Collected data entries
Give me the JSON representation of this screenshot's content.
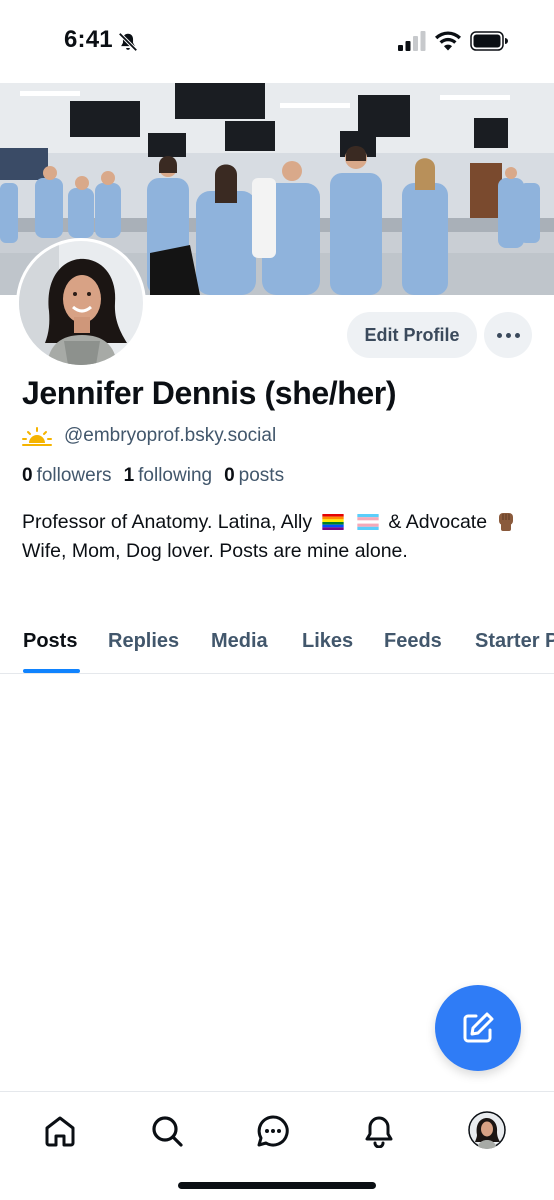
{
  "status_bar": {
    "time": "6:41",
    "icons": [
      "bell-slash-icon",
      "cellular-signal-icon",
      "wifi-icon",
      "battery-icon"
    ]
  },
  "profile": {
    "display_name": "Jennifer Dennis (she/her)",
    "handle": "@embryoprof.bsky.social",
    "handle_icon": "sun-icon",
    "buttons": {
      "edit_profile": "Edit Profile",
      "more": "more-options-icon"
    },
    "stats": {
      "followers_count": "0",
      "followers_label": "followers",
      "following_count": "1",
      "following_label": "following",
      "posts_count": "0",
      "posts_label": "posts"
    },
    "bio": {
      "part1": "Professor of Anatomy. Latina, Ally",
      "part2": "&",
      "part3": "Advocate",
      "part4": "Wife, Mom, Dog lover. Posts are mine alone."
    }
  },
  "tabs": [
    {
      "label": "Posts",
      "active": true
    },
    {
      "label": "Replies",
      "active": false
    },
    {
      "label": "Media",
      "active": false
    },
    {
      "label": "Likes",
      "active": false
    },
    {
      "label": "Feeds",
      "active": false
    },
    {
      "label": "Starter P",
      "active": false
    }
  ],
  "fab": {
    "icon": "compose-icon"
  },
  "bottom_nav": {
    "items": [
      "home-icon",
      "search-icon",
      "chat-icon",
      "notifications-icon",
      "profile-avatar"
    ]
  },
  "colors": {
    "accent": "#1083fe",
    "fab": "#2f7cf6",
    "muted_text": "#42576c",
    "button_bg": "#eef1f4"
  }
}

* * *

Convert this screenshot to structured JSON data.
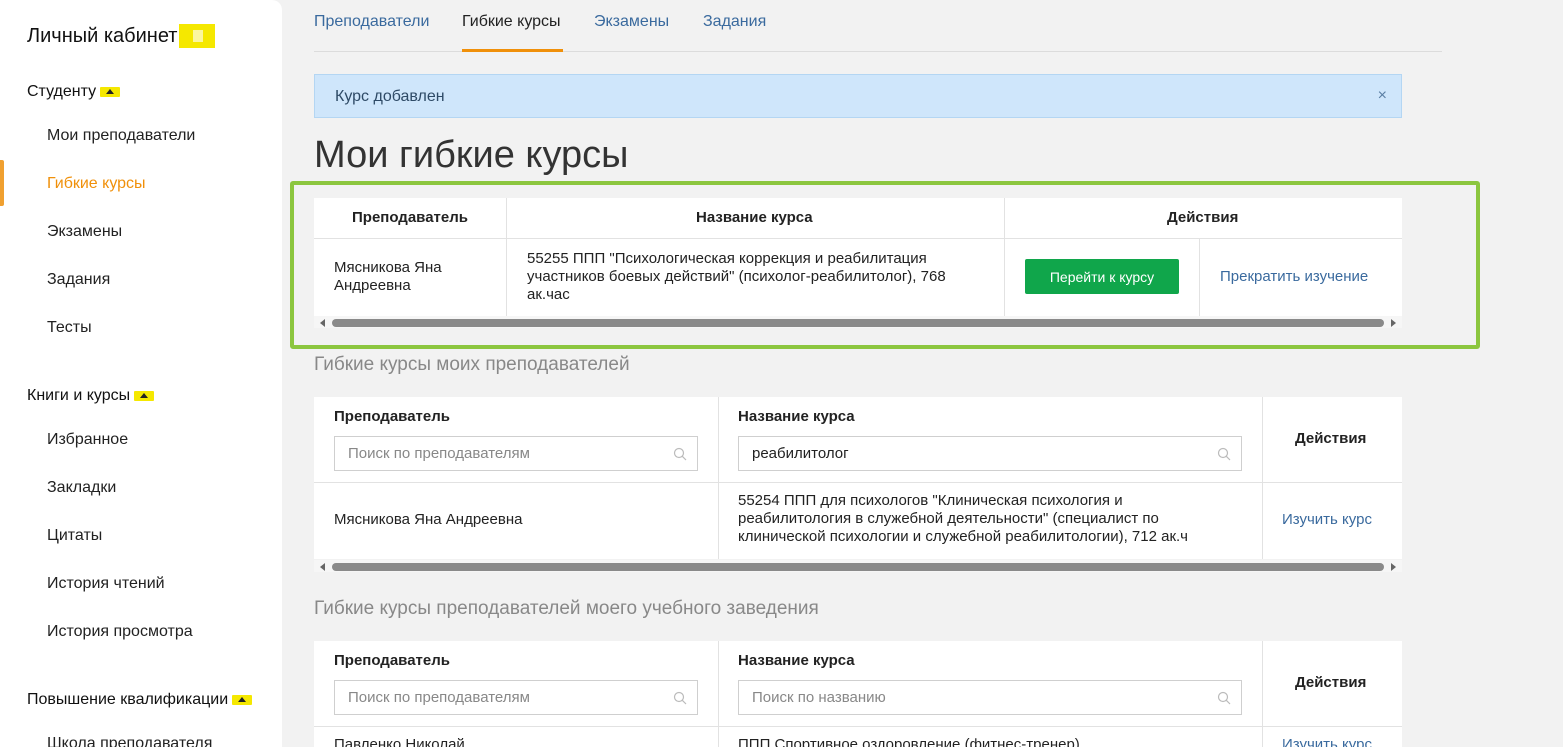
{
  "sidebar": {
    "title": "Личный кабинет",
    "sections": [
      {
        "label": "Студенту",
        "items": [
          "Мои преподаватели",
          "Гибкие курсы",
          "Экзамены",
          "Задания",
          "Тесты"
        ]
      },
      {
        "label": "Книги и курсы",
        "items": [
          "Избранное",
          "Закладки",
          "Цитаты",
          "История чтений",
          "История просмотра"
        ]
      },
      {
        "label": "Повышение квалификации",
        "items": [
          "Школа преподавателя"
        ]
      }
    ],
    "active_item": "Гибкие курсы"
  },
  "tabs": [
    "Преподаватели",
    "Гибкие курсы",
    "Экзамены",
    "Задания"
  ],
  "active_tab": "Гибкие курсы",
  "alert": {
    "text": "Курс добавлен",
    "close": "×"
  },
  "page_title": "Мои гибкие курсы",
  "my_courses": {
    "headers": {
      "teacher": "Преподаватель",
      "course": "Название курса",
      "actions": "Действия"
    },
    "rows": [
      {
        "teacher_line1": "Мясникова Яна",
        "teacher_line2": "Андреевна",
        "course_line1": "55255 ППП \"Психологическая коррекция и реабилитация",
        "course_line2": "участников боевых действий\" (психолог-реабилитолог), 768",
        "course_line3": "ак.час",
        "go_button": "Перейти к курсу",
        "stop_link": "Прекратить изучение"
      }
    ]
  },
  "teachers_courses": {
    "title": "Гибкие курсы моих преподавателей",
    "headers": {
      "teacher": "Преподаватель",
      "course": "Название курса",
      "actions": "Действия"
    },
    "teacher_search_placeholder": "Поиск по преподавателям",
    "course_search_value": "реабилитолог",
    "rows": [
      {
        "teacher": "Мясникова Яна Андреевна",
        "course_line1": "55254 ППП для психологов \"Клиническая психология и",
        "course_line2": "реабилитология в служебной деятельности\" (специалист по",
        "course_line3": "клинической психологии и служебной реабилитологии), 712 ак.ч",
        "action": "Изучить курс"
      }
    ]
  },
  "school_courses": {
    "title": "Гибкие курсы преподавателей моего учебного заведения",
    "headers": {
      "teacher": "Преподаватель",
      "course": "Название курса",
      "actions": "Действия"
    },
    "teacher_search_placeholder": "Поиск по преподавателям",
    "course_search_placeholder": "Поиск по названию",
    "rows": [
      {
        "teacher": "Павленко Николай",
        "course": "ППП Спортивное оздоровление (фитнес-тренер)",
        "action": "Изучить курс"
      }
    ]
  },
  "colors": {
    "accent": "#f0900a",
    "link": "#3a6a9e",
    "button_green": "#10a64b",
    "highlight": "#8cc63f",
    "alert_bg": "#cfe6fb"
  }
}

Problem to solve
State how many lines include the string "курсы". Give no other information.

The solution
8